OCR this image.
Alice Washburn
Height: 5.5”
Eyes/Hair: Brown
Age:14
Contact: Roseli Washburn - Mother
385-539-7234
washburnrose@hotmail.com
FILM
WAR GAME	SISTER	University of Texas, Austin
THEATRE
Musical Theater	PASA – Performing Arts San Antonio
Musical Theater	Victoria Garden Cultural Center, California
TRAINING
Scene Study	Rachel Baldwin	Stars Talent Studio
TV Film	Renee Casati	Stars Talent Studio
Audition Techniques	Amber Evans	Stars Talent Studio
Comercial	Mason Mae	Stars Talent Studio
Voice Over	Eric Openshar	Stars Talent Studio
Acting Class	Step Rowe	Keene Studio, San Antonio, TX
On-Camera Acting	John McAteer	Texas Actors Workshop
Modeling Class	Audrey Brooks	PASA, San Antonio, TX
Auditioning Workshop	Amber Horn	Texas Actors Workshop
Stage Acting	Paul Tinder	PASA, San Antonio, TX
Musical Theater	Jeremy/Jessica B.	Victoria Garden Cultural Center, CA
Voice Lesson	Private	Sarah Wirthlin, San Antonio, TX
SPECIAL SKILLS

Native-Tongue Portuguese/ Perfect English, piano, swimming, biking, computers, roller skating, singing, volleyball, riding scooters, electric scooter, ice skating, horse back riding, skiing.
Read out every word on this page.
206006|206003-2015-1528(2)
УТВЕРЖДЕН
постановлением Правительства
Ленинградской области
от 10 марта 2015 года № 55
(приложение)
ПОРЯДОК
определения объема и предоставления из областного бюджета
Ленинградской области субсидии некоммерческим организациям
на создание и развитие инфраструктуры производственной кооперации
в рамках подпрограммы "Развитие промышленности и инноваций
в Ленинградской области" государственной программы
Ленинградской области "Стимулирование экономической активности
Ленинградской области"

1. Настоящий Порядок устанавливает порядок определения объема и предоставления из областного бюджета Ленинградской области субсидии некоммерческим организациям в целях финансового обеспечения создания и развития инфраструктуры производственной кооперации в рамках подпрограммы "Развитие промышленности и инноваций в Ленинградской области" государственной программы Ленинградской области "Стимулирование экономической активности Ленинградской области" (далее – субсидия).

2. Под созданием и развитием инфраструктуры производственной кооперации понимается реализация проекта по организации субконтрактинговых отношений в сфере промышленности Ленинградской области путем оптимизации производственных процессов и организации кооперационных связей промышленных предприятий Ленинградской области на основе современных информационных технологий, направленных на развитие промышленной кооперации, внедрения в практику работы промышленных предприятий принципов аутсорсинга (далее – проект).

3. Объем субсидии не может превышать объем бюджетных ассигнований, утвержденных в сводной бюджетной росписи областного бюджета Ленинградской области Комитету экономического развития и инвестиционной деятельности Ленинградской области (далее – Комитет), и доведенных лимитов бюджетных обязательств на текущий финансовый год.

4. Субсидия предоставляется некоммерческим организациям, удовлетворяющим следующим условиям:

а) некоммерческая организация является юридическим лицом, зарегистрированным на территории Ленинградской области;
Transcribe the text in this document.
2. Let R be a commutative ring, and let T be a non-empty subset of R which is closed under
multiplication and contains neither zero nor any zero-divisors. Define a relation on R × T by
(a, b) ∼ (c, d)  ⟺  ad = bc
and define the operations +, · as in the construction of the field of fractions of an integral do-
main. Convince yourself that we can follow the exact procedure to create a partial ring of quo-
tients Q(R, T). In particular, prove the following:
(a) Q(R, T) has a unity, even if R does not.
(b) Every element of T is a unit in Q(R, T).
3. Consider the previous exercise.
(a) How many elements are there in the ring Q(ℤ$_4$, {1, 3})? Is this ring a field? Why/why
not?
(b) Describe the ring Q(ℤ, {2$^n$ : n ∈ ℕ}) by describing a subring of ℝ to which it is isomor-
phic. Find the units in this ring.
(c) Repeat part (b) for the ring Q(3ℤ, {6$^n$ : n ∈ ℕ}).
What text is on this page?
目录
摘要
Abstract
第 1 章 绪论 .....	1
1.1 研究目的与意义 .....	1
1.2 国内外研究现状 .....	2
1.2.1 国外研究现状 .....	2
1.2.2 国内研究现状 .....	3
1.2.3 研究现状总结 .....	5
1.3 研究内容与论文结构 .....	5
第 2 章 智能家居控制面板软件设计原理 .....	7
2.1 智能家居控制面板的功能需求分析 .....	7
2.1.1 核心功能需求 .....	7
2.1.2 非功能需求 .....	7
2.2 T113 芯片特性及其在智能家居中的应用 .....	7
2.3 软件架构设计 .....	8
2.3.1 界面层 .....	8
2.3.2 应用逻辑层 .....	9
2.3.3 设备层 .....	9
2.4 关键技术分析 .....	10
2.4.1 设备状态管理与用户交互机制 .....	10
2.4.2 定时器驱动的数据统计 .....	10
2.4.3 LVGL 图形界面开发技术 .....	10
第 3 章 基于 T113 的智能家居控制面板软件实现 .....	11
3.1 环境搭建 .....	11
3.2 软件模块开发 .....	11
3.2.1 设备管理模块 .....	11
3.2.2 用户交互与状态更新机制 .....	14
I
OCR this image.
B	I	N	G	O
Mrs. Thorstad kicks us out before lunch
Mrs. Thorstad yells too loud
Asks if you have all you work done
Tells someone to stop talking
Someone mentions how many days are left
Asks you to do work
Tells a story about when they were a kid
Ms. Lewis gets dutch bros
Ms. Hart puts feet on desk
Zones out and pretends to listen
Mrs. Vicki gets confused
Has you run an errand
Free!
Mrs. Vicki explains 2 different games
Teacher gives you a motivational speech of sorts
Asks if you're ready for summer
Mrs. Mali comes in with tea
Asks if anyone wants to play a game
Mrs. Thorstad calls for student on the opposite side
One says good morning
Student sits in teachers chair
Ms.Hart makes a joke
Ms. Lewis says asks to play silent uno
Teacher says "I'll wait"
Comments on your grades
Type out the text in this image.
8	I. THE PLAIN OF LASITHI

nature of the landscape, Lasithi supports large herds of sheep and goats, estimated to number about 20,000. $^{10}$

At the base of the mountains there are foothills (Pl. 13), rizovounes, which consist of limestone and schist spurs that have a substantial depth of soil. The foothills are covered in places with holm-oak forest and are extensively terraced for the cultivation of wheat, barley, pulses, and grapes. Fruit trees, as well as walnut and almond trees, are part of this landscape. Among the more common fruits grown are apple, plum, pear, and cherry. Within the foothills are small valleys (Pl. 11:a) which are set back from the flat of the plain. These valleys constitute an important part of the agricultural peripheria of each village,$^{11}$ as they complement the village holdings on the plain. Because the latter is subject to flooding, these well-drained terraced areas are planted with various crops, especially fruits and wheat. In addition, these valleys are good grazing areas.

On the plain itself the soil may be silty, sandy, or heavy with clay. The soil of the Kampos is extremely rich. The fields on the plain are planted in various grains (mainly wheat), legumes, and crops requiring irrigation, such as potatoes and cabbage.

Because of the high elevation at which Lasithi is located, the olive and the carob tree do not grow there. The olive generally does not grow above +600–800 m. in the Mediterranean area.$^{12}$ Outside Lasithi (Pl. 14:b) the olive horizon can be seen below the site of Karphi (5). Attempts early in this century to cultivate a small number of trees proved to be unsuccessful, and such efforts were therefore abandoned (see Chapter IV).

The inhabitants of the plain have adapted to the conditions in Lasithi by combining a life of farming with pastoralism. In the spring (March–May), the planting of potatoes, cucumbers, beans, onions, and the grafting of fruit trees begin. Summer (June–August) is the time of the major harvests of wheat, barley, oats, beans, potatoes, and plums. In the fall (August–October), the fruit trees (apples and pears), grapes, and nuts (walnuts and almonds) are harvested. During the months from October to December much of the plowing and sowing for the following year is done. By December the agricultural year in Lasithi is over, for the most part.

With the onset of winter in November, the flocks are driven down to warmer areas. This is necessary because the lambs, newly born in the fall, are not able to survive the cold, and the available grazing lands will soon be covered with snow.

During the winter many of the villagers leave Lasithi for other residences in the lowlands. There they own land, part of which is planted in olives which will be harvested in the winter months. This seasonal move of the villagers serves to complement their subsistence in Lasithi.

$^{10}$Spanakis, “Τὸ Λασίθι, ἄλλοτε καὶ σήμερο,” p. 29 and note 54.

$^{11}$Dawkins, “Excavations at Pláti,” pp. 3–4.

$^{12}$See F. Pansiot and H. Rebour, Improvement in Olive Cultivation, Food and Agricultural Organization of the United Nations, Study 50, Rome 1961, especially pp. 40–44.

• • • • • • •

# Goal
Report all lines of the material that contain the word "PASA".

# Correct output
Musical Theater	PASA – Performing Arts San Antonio
Modeling Class	Audrey Brooks	PASA, San Antonio, TX
Stage Acting	Paul Tinder	PASA, San Antonio, TX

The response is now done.